### Task to carry out:
Copy every line that mentions the word "name".

### Stored data:

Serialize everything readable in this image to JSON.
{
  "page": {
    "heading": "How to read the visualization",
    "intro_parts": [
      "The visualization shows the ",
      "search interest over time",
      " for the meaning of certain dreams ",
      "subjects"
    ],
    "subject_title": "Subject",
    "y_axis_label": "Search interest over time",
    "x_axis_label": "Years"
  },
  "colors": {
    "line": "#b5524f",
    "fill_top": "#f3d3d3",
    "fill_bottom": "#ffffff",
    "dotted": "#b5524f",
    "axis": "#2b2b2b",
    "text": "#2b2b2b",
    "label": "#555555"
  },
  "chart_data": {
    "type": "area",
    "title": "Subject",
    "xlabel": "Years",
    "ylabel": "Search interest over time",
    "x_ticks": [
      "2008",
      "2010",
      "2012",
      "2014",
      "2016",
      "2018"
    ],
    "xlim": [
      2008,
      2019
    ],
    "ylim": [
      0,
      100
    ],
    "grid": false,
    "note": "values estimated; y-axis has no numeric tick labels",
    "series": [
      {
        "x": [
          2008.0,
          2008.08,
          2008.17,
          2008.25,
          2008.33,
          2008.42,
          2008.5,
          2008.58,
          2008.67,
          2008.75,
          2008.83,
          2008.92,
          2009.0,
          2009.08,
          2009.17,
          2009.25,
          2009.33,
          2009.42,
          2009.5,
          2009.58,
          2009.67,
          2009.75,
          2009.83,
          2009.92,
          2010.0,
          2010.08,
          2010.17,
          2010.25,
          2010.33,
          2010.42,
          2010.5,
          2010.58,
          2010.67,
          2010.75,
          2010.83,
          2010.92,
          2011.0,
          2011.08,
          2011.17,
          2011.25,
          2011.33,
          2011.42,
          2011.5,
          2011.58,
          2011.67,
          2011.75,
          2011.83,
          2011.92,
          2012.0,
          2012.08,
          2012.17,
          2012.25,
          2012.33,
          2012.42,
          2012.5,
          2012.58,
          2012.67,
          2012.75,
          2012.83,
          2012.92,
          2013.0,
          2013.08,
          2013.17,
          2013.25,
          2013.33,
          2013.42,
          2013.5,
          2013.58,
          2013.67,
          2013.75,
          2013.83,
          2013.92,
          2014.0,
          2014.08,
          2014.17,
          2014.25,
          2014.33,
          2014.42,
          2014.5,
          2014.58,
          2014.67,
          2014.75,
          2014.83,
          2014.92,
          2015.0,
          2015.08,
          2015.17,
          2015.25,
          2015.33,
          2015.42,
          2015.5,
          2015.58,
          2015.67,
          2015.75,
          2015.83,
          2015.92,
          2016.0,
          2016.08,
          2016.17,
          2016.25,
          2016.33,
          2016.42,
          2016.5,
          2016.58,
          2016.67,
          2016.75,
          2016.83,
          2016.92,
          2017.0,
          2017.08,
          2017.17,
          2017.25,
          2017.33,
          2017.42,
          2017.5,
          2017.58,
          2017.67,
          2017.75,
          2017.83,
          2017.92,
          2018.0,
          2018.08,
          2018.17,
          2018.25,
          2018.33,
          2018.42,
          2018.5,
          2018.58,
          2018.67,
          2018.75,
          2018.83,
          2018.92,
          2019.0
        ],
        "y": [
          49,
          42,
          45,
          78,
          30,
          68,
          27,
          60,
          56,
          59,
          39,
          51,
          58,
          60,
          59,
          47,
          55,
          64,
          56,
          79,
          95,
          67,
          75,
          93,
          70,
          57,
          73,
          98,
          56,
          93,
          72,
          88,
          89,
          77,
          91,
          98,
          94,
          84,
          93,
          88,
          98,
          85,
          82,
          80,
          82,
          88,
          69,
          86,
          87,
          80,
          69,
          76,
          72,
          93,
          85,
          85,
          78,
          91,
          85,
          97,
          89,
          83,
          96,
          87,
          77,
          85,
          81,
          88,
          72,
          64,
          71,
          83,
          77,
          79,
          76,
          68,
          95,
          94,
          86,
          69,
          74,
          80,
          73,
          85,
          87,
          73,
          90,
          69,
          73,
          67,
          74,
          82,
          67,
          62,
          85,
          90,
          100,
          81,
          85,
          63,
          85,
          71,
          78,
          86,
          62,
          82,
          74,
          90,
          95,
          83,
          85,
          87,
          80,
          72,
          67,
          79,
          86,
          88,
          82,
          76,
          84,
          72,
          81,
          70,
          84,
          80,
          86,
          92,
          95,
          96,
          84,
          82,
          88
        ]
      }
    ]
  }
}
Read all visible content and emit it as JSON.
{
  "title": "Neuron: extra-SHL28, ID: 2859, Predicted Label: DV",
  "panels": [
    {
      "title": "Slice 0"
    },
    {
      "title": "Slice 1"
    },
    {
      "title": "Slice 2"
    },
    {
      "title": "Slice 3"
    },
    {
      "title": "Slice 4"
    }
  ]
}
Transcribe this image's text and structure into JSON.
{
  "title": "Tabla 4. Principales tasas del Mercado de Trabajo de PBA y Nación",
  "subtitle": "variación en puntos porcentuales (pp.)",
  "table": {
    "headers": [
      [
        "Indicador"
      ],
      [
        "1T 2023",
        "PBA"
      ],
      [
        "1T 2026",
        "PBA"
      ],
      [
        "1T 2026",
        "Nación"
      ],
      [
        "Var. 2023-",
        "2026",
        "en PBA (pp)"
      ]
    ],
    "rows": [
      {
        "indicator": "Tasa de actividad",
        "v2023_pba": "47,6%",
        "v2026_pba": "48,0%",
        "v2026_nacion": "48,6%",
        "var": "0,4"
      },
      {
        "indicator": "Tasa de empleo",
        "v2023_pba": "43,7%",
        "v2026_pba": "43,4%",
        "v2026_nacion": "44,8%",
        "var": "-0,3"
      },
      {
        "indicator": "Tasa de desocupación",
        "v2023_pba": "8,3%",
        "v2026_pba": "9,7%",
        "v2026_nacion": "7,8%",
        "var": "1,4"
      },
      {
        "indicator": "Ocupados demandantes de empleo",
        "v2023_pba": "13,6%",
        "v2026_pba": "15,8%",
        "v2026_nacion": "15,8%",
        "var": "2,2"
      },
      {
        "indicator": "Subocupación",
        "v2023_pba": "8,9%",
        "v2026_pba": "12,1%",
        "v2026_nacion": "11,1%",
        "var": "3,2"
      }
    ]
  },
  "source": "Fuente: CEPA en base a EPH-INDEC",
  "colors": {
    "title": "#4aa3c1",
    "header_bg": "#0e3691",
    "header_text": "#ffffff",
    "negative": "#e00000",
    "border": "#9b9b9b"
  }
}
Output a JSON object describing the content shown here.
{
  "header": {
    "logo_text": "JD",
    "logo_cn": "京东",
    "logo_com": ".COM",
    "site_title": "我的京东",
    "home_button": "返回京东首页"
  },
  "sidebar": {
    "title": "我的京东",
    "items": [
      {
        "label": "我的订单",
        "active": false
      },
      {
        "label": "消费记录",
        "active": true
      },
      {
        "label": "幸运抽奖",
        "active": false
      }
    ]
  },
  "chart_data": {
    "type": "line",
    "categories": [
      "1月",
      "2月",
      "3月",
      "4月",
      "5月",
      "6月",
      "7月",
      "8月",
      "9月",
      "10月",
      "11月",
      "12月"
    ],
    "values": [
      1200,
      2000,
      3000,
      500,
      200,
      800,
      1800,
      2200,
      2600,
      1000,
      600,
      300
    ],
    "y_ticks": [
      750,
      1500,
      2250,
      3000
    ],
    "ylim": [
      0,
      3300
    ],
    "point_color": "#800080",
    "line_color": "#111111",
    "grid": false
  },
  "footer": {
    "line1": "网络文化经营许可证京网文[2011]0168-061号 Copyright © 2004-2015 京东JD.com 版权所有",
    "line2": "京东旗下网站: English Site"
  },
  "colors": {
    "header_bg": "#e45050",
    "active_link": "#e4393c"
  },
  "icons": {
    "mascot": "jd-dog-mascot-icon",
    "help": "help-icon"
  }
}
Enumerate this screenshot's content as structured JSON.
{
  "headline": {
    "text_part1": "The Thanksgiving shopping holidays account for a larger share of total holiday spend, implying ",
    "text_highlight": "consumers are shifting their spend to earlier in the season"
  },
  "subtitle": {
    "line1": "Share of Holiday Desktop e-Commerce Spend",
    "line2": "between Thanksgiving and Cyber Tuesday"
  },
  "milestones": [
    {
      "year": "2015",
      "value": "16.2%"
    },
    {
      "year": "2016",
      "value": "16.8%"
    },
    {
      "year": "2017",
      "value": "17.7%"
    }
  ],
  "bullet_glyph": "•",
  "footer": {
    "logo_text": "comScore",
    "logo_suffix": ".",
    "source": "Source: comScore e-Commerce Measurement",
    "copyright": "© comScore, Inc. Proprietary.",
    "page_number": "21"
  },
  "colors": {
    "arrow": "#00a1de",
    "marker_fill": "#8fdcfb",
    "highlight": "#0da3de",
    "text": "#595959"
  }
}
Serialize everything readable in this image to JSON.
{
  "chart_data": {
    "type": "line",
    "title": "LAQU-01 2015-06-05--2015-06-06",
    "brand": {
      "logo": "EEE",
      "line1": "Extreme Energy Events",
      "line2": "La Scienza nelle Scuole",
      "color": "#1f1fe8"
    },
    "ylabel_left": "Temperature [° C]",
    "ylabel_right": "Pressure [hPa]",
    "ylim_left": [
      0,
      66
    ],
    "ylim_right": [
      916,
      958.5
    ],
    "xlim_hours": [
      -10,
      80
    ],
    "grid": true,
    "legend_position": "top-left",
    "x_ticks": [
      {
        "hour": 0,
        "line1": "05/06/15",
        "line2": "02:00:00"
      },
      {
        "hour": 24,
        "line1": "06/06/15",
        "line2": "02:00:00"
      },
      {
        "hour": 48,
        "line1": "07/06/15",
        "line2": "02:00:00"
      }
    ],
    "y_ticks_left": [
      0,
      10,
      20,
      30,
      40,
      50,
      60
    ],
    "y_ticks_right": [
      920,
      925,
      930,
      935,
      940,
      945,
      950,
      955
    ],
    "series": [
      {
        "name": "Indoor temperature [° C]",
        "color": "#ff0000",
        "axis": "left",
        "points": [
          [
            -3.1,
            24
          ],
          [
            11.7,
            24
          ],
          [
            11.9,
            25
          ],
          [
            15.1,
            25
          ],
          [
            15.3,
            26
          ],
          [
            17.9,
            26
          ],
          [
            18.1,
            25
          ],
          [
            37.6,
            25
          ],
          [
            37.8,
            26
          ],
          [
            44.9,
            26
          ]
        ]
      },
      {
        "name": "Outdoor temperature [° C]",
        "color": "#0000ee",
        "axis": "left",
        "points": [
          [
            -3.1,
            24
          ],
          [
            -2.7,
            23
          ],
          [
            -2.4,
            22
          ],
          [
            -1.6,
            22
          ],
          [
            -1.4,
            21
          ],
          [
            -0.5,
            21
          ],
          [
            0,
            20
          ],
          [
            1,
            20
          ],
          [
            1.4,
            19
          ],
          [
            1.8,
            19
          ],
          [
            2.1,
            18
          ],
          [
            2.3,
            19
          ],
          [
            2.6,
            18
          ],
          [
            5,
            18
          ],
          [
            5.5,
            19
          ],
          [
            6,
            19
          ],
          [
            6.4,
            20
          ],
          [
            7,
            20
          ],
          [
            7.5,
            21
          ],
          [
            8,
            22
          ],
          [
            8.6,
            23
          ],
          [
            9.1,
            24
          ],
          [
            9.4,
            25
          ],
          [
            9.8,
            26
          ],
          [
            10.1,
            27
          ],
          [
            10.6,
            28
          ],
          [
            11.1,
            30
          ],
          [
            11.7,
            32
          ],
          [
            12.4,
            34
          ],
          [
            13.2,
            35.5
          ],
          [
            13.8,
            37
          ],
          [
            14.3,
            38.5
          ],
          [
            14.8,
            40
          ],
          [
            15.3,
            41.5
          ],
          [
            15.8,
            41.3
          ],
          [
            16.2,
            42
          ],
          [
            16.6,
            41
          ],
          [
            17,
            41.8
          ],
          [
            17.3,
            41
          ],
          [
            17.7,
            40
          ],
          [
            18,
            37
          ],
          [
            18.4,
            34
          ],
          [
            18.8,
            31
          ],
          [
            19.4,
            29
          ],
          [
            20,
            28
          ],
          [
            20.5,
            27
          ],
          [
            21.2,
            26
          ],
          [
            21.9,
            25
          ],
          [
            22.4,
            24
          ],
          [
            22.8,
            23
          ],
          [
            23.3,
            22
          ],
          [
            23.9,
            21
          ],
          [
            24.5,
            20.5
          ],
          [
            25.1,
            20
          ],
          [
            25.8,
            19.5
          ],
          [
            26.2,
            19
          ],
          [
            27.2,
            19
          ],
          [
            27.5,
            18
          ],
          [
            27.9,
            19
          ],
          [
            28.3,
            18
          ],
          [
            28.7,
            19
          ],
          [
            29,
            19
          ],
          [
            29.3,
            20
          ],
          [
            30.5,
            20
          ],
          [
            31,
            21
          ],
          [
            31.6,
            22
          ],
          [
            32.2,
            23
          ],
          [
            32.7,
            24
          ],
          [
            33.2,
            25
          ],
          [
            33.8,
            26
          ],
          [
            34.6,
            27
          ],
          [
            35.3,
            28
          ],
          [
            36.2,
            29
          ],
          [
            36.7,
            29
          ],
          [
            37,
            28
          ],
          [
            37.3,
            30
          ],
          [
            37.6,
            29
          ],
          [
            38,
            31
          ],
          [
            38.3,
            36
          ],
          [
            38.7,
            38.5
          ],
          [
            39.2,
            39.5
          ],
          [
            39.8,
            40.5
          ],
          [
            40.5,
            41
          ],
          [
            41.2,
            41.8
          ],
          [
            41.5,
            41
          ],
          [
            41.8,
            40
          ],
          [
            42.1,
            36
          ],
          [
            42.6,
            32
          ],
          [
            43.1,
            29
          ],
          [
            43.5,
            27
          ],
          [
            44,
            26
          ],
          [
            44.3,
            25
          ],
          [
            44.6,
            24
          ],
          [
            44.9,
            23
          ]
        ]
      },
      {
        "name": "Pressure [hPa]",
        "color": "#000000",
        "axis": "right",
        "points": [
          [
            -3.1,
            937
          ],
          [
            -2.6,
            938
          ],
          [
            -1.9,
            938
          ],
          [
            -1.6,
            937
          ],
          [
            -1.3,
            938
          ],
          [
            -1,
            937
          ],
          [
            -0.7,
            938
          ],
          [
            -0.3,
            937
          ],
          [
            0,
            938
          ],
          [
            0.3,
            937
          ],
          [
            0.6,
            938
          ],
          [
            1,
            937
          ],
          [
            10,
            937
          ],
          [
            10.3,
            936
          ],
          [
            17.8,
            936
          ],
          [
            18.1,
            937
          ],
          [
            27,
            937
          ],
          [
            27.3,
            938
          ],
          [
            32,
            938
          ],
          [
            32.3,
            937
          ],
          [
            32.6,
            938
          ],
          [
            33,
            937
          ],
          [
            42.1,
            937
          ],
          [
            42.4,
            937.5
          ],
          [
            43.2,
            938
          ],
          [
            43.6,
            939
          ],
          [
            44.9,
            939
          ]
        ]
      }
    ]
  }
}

### The reply:
        "name": "Indoor temperature [° C]",
        "name": "Outdoor temperature [° C]",
        "name": "Pressure [hPa]",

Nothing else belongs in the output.